Text provided –
-- Opening Marker --
Model 2 was additionally adjusted for the following covariates: fasting status (yes or no), cumulative average levels of BMI (<18.5, 18.5–25, >30 kg/m2), cumulative average physical activity (<5.0, 5.0–11.5, 11.5–22, >=22 MET-hours/week), smoking status (‘never smoker’, ‘past smoker: unknown’, ‘past smoker: 1–14 cigs/day ’, ‘past smoker: 15–34 cigs/day ’, ‘past smoker: >=35 cigs/day’, ‘current smoker: unknown’, ‘current smoker: 1–14 cigs/day ’, ’current smoker: 15–34 cigs/day ’, ‘current smoker: >=35 cigs/day’), cumulative average alcohol consumption (0, <0.15 0.15–7.5, 7.5–15, >=15.0 g/day), cumulative average AHEI dietary score (< 37.52, 37.5243.46; 43.46–49.84, >= 49.84), average July noon-time erythemal UV radiation (quartiles), regular multivitamin use (yes or no), regular aspirin/NSAID use (yes or no), hypertension (yes or no), hypercholesterolemia (yes or no), menopausal status (pre-menopause, post-menopause, or dubious menopause), and postmenopausal hormone therapy (never, past, or current use).
-- Closing Marker --
Data items –
-- Opening Marker --
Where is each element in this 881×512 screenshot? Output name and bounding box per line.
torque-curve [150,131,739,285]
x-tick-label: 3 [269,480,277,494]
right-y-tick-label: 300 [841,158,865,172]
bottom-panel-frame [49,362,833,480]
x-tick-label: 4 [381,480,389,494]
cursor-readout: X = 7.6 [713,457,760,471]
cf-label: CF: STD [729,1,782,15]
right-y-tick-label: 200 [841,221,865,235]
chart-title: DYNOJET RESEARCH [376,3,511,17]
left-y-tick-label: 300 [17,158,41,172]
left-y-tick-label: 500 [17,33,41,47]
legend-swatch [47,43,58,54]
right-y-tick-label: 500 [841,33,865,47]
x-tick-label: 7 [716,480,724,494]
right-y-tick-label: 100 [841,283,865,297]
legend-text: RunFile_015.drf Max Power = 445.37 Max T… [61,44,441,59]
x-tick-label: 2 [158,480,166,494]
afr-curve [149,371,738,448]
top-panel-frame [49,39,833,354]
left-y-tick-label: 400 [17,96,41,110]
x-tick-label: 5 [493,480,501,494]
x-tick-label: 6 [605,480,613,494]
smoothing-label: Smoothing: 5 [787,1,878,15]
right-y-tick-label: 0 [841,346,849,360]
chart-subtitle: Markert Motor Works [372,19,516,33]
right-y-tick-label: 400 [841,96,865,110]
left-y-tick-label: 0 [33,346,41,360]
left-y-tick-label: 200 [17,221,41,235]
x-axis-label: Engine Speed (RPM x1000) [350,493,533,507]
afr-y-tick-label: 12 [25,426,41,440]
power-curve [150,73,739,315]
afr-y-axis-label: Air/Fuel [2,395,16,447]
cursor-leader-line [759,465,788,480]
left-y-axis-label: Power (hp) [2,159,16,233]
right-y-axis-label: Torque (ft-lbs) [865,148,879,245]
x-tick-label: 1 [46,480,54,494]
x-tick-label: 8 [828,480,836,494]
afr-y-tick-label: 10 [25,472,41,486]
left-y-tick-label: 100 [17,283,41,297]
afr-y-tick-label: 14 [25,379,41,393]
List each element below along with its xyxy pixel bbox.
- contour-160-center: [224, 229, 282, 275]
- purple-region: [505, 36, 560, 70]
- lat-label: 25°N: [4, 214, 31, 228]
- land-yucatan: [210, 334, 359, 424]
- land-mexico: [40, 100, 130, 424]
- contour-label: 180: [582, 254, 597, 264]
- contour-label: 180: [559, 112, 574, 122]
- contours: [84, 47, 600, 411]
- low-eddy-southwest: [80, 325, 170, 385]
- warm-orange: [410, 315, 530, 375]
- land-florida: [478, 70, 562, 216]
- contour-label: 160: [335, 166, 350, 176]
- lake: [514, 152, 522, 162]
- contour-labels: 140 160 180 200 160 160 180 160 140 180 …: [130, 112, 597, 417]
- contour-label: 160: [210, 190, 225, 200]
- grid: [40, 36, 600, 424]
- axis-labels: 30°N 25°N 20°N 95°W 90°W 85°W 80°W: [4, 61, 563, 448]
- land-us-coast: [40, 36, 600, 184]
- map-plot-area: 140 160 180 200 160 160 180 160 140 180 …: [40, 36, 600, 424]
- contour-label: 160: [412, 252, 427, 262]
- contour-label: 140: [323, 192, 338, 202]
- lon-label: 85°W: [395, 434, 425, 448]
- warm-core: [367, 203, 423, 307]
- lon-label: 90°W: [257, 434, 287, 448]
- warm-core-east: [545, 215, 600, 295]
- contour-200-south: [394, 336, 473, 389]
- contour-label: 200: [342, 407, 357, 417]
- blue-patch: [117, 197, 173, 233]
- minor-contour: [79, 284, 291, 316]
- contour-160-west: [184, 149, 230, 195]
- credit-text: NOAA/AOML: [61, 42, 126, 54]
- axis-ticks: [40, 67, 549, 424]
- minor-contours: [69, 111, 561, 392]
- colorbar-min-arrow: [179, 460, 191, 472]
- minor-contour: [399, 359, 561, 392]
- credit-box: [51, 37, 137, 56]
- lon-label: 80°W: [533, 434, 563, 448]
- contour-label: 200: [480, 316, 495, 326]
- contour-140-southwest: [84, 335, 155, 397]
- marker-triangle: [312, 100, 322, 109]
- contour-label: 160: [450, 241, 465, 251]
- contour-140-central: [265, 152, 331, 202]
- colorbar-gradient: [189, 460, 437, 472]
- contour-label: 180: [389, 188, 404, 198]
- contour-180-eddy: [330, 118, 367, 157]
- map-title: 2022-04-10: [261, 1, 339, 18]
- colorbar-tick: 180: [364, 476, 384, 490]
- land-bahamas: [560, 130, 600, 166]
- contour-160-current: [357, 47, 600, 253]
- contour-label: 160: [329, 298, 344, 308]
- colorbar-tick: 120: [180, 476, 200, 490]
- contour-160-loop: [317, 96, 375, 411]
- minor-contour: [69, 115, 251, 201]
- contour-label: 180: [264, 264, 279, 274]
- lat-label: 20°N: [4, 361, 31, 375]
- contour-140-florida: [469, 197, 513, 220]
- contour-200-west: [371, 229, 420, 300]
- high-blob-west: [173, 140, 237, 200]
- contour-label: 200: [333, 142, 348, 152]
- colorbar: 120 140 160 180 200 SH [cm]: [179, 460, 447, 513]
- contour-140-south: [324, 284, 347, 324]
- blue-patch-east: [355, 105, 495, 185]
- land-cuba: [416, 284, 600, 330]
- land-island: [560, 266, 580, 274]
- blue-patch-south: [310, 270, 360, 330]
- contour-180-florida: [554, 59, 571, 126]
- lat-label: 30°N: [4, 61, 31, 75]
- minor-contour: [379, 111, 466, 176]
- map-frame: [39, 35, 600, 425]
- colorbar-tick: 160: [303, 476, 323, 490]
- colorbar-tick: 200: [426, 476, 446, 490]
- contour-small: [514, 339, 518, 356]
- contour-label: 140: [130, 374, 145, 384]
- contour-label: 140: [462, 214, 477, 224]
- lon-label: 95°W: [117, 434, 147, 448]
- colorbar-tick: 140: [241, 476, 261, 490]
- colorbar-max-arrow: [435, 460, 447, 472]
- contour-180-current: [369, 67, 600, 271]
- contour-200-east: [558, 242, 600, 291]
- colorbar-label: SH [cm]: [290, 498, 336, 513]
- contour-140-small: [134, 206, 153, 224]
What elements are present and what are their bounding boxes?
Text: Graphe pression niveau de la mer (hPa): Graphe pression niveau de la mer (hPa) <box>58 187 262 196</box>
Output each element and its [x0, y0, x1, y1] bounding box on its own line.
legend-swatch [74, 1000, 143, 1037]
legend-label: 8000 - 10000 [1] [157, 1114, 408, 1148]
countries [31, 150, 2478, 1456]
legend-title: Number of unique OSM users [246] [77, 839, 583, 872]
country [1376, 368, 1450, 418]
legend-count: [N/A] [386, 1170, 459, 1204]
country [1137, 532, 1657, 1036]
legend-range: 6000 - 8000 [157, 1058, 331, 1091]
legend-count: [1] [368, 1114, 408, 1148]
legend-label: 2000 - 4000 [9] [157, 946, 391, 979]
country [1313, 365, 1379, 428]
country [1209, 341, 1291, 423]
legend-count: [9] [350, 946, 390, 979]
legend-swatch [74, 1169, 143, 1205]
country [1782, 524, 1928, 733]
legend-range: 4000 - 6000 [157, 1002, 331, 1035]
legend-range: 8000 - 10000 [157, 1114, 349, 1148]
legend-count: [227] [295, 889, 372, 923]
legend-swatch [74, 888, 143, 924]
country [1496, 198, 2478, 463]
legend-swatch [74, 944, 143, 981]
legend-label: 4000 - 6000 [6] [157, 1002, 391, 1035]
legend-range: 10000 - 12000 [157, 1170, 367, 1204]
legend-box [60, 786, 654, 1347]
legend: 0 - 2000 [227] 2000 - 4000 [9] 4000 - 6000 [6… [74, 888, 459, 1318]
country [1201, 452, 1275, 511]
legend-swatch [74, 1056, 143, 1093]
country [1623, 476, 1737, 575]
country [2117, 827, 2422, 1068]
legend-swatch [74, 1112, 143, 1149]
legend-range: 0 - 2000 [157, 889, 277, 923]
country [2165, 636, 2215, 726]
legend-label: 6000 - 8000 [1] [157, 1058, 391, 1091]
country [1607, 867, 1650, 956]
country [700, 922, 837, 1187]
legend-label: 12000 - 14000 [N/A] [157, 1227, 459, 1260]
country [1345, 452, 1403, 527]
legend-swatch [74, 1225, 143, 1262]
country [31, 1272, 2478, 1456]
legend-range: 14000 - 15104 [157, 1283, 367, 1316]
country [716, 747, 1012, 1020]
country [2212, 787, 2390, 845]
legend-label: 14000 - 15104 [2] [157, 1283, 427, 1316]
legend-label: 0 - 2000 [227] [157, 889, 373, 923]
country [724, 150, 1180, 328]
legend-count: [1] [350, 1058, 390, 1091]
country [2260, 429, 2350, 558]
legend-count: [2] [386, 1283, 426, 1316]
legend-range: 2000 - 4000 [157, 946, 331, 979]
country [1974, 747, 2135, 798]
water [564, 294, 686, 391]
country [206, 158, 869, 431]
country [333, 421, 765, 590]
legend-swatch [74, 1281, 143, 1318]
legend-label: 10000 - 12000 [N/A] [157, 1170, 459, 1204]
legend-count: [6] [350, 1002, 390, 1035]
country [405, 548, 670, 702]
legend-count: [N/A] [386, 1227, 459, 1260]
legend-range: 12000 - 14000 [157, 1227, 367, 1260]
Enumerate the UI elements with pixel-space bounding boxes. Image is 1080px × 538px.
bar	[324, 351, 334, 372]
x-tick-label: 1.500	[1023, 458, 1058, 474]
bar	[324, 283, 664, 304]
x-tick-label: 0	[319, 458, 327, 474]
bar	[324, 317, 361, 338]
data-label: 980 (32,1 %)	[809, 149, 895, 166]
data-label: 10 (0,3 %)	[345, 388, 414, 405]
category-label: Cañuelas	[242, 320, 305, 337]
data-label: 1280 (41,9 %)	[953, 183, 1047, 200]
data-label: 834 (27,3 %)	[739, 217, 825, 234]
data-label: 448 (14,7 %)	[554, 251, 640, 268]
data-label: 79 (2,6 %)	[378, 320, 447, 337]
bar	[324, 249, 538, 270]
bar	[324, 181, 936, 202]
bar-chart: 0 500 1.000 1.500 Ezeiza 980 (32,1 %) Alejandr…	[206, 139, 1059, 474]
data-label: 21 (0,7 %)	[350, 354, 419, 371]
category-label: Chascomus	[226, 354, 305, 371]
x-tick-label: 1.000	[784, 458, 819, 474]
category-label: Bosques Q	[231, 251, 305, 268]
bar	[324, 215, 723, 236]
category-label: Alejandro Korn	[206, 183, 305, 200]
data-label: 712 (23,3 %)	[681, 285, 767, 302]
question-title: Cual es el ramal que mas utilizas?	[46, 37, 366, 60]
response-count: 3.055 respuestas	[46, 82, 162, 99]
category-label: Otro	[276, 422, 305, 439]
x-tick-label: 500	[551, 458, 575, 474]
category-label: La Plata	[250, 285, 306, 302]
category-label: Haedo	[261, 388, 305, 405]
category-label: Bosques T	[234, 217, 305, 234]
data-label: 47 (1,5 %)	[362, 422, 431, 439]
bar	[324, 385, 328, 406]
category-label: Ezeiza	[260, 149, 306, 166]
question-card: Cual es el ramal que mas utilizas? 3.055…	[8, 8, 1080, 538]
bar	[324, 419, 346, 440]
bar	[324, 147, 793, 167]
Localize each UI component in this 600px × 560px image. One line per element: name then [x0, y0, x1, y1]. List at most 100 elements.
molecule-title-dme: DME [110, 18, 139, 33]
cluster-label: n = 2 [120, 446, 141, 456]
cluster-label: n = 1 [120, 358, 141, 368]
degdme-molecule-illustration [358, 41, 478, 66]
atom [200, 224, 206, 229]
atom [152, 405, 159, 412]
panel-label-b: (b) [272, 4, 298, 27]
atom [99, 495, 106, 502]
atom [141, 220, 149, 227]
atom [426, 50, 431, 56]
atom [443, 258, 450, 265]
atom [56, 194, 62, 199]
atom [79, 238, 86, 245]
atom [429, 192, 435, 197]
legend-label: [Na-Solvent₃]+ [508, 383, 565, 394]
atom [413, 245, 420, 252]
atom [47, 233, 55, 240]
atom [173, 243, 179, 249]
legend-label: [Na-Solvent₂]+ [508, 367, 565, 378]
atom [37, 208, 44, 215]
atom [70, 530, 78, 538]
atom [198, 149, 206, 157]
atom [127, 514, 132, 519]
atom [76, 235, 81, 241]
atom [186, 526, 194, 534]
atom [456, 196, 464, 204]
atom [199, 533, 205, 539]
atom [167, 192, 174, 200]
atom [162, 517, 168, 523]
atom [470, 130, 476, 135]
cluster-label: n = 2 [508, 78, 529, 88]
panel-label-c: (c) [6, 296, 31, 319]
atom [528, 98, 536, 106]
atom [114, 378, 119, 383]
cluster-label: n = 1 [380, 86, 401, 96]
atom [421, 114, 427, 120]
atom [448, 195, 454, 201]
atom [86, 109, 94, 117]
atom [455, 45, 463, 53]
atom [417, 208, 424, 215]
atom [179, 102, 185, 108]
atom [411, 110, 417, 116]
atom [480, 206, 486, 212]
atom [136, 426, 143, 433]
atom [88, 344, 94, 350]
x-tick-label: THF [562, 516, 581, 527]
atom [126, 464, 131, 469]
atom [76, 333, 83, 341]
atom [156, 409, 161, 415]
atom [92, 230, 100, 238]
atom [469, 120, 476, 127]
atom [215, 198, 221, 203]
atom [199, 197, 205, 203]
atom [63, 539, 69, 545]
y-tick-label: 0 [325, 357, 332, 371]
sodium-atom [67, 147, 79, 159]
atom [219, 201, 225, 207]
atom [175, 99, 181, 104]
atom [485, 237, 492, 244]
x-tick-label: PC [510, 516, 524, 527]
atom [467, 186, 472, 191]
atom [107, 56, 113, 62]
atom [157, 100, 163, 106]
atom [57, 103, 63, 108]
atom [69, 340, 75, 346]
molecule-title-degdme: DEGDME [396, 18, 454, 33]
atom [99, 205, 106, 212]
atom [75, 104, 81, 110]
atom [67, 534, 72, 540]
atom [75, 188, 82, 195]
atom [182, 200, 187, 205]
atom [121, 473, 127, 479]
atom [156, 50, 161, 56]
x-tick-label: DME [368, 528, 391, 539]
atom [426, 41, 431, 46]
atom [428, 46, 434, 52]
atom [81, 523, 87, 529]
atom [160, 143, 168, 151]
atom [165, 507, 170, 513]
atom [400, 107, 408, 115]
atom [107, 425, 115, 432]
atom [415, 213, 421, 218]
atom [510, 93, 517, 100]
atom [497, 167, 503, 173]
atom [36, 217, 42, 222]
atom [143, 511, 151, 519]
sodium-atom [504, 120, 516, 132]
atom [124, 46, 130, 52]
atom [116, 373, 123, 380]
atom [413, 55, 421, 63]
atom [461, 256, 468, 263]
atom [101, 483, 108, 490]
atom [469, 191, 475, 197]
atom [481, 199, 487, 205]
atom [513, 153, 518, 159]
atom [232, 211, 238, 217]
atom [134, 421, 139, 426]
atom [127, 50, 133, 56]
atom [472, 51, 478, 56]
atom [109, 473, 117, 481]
-- Closing Marker --
Required work – Continue the passage on the covariates adjusted for in Model 2, picking up after its final sentence.

Answer space –
Abbreviations: AHEI, Alternate Healthy Eating Index; BMI, body mass index; CI, confidence interval; CRP, C-reactive protein; MET, metabolic equivalent of task; NSAID, aspirin/nonsteroidal anti-inflammatory drug; OR, odds ratio; UV, ultraviolet.

We found elevated CRP levels in red-haired women in the NHS. This finding could potentially explain a prior report of increased risks of cardiovascular disease and cancer in red-haired women (Frost et al. 2017). Although, we observed similar associations in the NHS between red hair and cardiovascular disease and cancer, they were not statistically significant (Tables S3 and S4).

In addition to its role in pigmentation, animal models suggest MC1R may influence inflammation via adaptive and innate immune responses (Nasti and Timares 2015). However, given the incomplete penetrance of MC1R in hair color, it is unclear if our findings are due to MC1R, another nearby gene, or other environmental factors. We examined MC1R genotypes and CRP levels among 6,509 participants in the NHS, but did not find an association and were limited by statistical power. A recent large genome-wide association study (GWAS) has identified two genes located near MC1R, ZFPM1 and FANCA, that are associated positively with CRP levels (Han et al. 2020). Genetic markers on these two genes have also been linked previously to hair color (Kichaev et al. 2019).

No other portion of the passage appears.